Written problem | Using the listing below, give the number of lines where "much" appears, and nothing else.
**** Material for the task
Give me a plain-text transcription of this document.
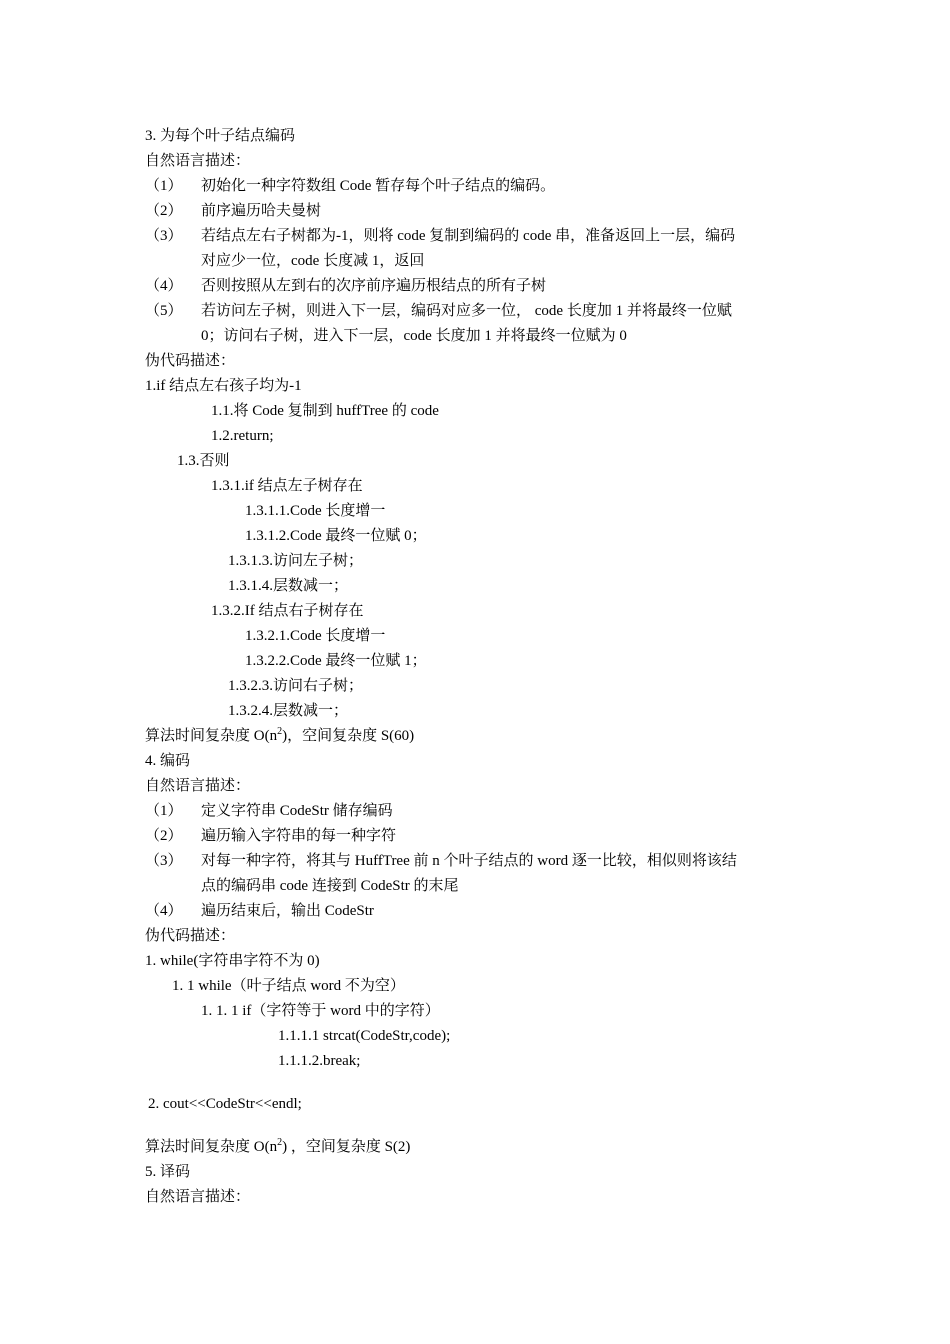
3. 为每个叶子结点编码
自然语言描述：
（1） 初始化一种字符数组 Code 暂存每个叶子结点的编码。
（2） 前序遍历哈夫曼树
（3） 若结点左右子树都为-1，则将 code 复制到编码的 code 串，准备返回上一层，编码
对应少一位，code 长度减 1，返回
（4） 否则按照从左到右的次序前序遍历根结点的所有子树
（5） 若访问左子树，则进入下一层，编码对应多一位， code 长度加 1 并将最终一位赋
0；访问右子树，进入下一层，code 长度加 1 并将最终一位赋为 0
伪代码描述：
1.if 结点左右孩子均为-1
1.1.将 Code 复制到 huffTree 的 code
1.2.return;
1.3.否则
1.3.1.if 结点左子树存在
1.3.1.1.Code 长度增一
1.3.1.2.Code 最终一位赋 0；
1.3.1.3.访问左子树；
1.3.1.4.层数减一；
1.3.2.If 结点右子树存在
1.3.2.1.Code 长度增一
1.3.2.2.Code 最终一位赋 1；
1.3.2.3.访问右子树；
1.3.2.4.层数减一；
算法时间复杂度 $O(n^2)$，空间复杂度 S(60)
4. 编码
自然语言描述：
（1） 定义字符串 CodeStr 储存编码
（2） 遍历输入字符串的每一种字符
（3） 对每一种字符，将其与 HuffTree 前 n 个叶子结点的 word 逐一比较，相似则将该结
点的编码串 code 连接到 CodeStr 的末尾
（4） 遍历结束后，输出 CodeStr
伪代码描述：
1. while(字符串字符不为 0)
1. 1 while（叶子结点 word 不为空）
1. 1. 1 if（字符等于 word 中的字符）
1.1.1.1 strcat(CodeStr,code);
1.1.1.2.break;
2. cout<<CodeStr<<endl;
算法时间复杂度 $O(n^2)$ ，空间复杂度 S(2)
5. 译码
自然语言描述：
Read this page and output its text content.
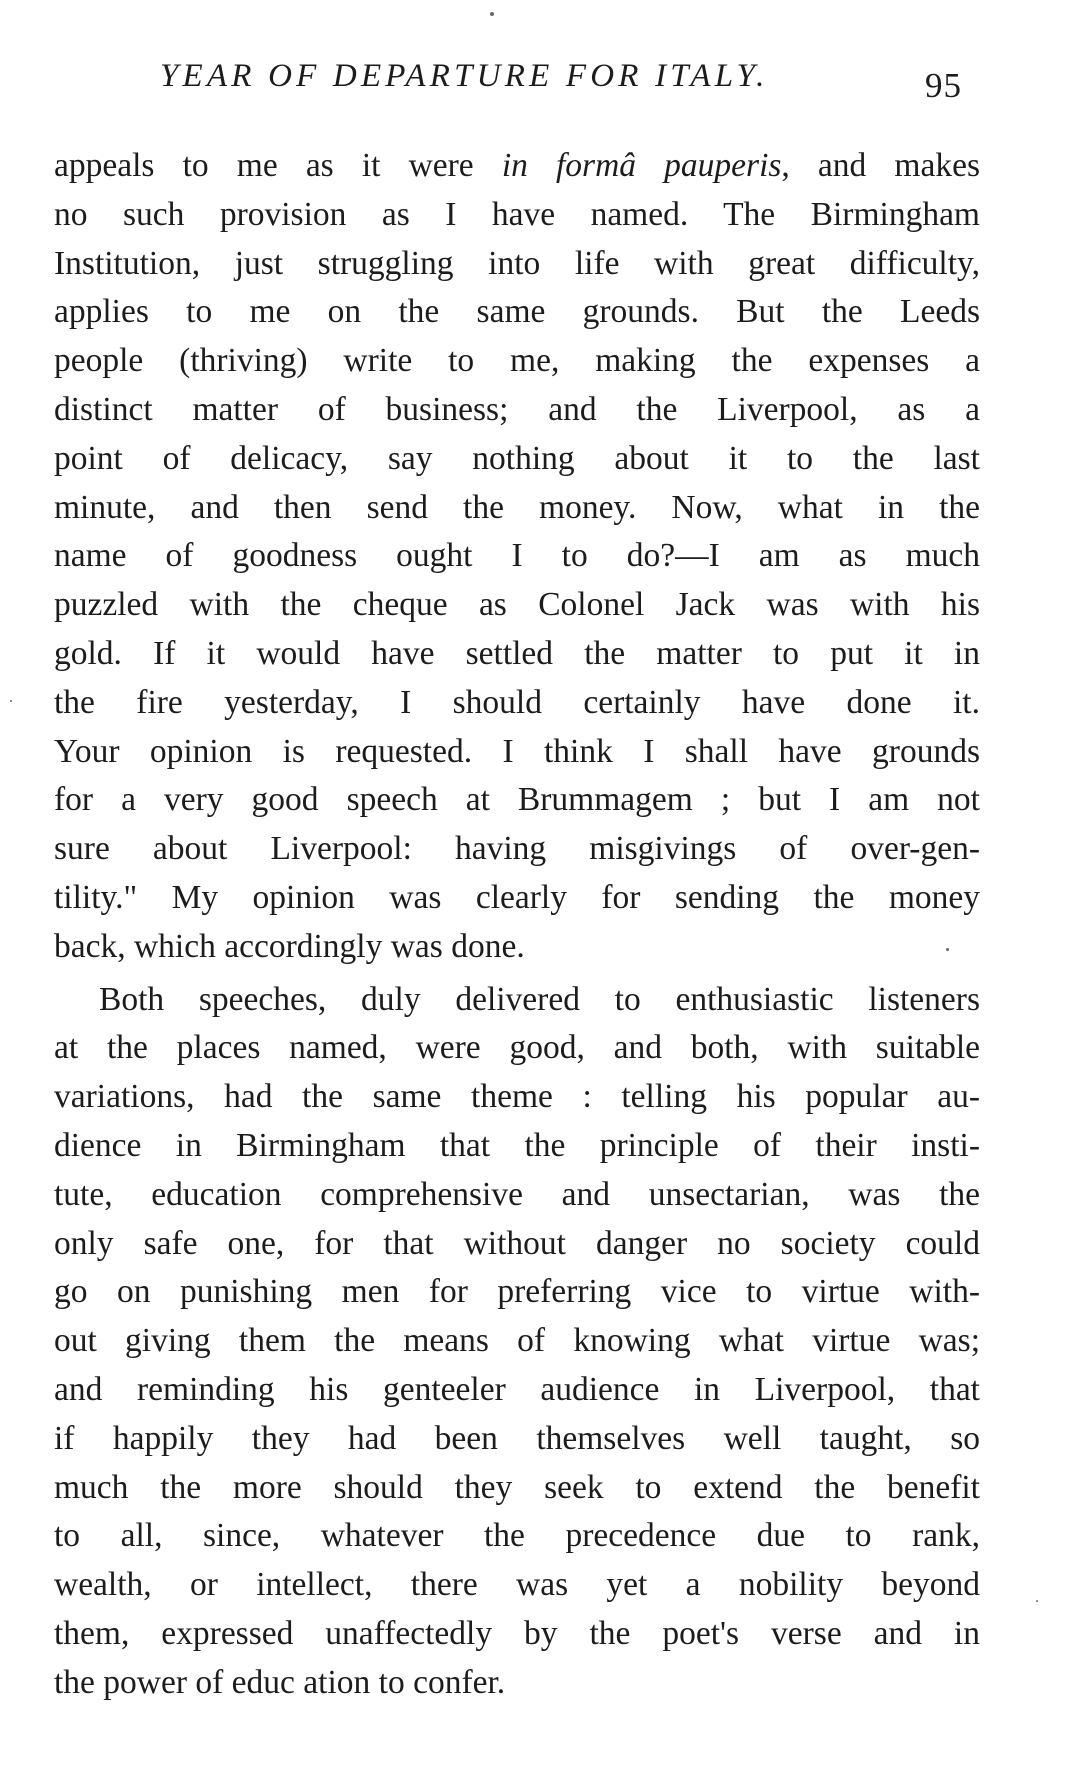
YEAR OF DEPARTURE FOR ITALY.	95
appeals to me as it were in formâ pauperis, and makes
no such provision as I have named. The Birmingham
Institution, just struggling into life with great difficulty,
applies to me on the same grounds. But the Leeds
people (thriving) write to me, making the expenses a
distinct matter of business; and the Liverpool, as a
point of delicacy, say nothing about it to the last
minute, and then send the money. Now, what in the
name of goodness ought I to do?—I am as much
puzzled with the cheque as Colonel Jack was with his
gold. If it would have settled the matter to put it in
the fire yesterday, I should certainly have done it.
Your opinion is requested. I think I shall have grounds
for a very good speech at Brummagem ; but I am not
sure about Liverpool: having misgivings of over-gen-
tility." My opinion was clearly for sending the money
back, which accordingly was done.
Both speeches, duly delivered to enthusiastic listeners
at the places named, were good, and both, with suitable
variations, had the same theme : telling his popular au-
dience in Birmingham that the principle of their insti-
tute, education comprehensive and unsectarian, was the
only safe one, for that without danger no society could
go on punishing men for preferring vice to virtue with-
out giving them the means of knowing what virtue was;
and reminding his genteeler audience in Liverpool, that
if happily they had been themselves well taught, so
much the more should they seek to extend the benefit
to all, since, whatever the precedence due to rank,
wealth, or intellect, there was yet a nobility beyond
them, expressed unaffectedly by the poet's verse and in
the power of educ ation to confer.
********
Complete output | 2